*Work to complete*.
The records should be written out in full, with nothing altered.

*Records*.
>> Begin
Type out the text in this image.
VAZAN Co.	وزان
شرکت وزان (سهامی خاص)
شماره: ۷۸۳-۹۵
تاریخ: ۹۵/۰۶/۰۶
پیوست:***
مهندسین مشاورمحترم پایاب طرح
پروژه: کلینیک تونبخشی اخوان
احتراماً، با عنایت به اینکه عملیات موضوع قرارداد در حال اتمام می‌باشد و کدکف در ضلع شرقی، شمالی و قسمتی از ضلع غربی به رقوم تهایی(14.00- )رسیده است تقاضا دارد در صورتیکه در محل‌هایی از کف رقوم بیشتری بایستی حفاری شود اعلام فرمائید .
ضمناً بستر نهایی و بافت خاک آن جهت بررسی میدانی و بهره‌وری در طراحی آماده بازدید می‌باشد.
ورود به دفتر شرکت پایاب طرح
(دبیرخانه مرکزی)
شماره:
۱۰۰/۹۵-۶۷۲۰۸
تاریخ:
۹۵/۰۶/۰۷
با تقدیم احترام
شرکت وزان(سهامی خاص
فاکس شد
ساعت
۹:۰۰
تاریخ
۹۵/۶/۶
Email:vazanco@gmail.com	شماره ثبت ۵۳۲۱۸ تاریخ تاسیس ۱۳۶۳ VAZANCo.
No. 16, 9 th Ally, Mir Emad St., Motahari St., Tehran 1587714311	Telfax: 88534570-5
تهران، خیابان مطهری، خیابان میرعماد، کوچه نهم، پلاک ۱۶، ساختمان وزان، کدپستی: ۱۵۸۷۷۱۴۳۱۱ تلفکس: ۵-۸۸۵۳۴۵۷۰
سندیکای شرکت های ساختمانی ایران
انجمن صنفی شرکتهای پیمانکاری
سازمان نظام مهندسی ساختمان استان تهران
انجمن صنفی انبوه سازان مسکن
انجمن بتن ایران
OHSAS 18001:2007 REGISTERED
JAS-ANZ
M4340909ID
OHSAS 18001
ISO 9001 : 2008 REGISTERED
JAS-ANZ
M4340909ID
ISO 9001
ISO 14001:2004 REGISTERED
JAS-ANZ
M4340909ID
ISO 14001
>> End
*Exercise answer*.
Type out the text in this image.
VAZAN Co.	وزان
شرکت وزان (سهامی خاص)
شماره: ۷۸۳-۹۵
تاریخ: ۹۵/۰۶/۰۶
پیوست:***
مهندسین مشاورمحترم پایاب طرح
پروژه: کلینیک تونبخشی اخوان
احتراماً، با عنایت به اینکه عملیات موضوع قرارداد در حال اتمام می‌باشد و کدکف در ضلع شرقی، شمالی و قسمتی از ضلع غربی به رقوم تهایی(14.00- )رسیده است تقاضا دارد در صورتیکه در محل‌هایی از کف رقوم بیشتری بایستی حفاری شود اعلام فرمائید .
ضمناً بستر نهایی و بافت خاک آن جهت بررسی میدانی و بهره‌وری در طراحی آماده بازدید می‌باشد.
ورود به دفتر شرکت پایاب طرح
(دبیرخانه مرکزی)
شماره:
۱۰۰/۹۵-۶۷۲۰۸
تاریخ:
۹۵/۰۶/۰۷
با تقدیم احترام
شرکت وزان(سهامی خاص
فاکس شد
ساعت
۹:۰۰
تاریخ
۹۵/۶/۶
Email:vazanco@gmail.com	شماره ثبت ۵۳۲۱۸ تاریخ تاسیس ۱۳۶۳ VAZANCo.
No. 16, 9 th Ally, Mir Emad St., Motahari St., Tehran 1587714311	Telfax: 88534570-5
تهران، خیابان مطهری، خیابان میرعماد، کوچه نهم، پلاک ۱۶، ساختمان وزان، کدپستی: ۱۵۸۷۷۱۴۳۱۱ تلفکس: ۵-۸۸۵۳۴۵۷۰
سندیکای شرکت های ساختمانی ایران
انجمن صنفی شرکتهای پیمانکاری
سازمان نظام مهندسی ساختمان استان تهران
انجمن صنفی انبوه سازان مسکن
انجمن بتن ایران
OHSAS 18001:2007 REGISTERED
JAS-ANZ
M4340909ID
OHSAS 18001
ISO 9001 : 2008 REGISTERED
JAS-ANZ
M4340909ID
ISO 9001
ISO 14001:2004 REGISTERED
JAS-ANZ
M4340909ID
ISO 14001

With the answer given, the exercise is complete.